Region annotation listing

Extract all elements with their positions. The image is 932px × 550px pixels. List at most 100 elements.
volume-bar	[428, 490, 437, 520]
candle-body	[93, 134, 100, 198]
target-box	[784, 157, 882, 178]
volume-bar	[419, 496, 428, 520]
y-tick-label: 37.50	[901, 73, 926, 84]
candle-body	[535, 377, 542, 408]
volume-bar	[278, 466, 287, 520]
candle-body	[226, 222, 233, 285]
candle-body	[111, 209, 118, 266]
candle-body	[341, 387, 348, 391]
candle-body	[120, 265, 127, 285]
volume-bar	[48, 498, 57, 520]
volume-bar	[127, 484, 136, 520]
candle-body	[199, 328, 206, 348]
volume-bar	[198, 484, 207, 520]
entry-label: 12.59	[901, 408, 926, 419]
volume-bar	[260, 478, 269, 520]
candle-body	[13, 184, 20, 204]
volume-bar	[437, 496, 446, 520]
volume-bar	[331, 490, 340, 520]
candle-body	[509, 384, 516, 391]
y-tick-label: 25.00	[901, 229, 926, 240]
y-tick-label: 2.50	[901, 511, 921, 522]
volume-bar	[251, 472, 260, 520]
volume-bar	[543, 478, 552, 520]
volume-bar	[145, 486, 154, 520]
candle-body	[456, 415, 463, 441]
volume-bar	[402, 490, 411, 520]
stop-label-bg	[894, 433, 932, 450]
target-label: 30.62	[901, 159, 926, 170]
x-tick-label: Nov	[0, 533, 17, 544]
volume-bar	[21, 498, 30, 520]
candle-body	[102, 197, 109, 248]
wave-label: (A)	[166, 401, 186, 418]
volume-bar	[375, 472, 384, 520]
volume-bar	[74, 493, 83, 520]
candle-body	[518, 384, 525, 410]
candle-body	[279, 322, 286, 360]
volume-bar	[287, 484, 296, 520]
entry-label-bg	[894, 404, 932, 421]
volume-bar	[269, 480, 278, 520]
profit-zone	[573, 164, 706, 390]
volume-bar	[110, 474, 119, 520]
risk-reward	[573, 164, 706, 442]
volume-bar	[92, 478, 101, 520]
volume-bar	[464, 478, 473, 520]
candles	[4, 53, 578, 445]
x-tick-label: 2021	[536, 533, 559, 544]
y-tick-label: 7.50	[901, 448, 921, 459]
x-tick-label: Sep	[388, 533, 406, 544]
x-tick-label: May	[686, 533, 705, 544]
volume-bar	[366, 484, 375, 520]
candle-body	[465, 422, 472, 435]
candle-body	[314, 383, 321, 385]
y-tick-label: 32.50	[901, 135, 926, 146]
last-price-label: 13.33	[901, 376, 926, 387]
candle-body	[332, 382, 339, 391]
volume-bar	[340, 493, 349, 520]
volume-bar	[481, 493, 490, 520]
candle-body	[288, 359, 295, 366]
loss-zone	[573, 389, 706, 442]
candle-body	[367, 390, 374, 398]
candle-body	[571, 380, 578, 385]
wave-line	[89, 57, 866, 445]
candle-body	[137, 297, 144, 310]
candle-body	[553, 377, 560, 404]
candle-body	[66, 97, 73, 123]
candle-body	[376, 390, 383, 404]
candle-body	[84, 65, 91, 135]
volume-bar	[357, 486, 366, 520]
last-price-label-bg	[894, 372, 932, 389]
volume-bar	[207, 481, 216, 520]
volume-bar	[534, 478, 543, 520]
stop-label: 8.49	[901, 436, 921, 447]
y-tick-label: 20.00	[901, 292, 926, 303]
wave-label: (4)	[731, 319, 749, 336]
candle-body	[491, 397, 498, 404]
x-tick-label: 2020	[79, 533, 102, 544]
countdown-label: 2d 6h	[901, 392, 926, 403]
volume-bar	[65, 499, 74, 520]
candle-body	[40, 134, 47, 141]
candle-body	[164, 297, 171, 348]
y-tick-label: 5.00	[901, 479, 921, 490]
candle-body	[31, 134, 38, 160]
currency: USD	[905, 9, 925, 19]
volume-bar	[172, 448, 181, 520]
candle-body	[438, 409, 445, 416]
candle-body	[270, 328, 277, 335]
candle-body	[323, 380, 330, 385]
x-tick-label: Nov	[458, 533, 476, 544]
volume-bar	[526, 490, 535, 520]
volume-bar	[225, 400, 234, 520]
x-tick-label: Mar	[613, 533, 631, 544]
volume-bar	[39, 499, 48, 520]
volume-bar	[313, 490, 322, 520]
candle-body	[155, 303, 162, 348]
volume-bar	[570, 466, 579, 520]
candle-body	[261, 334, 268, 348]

=== WRITTEN TASK ===
Copy verbatim the portion of the listing that opens with its first line and closes with the line containing "222, 233, 285]", including both of those lines.

=== OUTPUT BELOW ===
Extract all elements with their positions. The image is 932px × 550px pixels. List at most 100 elements.
volume-bar	[428, 490, 437, 520]
candle-body	[93, 134, 100, 198]
target-box	[784, 157, 882, 178]
volume-bar	[419, 496, 428, 520]
y-tick-label: 37.50	[901, 73, 926, 84]
candle-body	[535, 377, 542, 408]
volume-bar	[278, 466, 287, 520]
candle-body	[226, 222, 233, 285]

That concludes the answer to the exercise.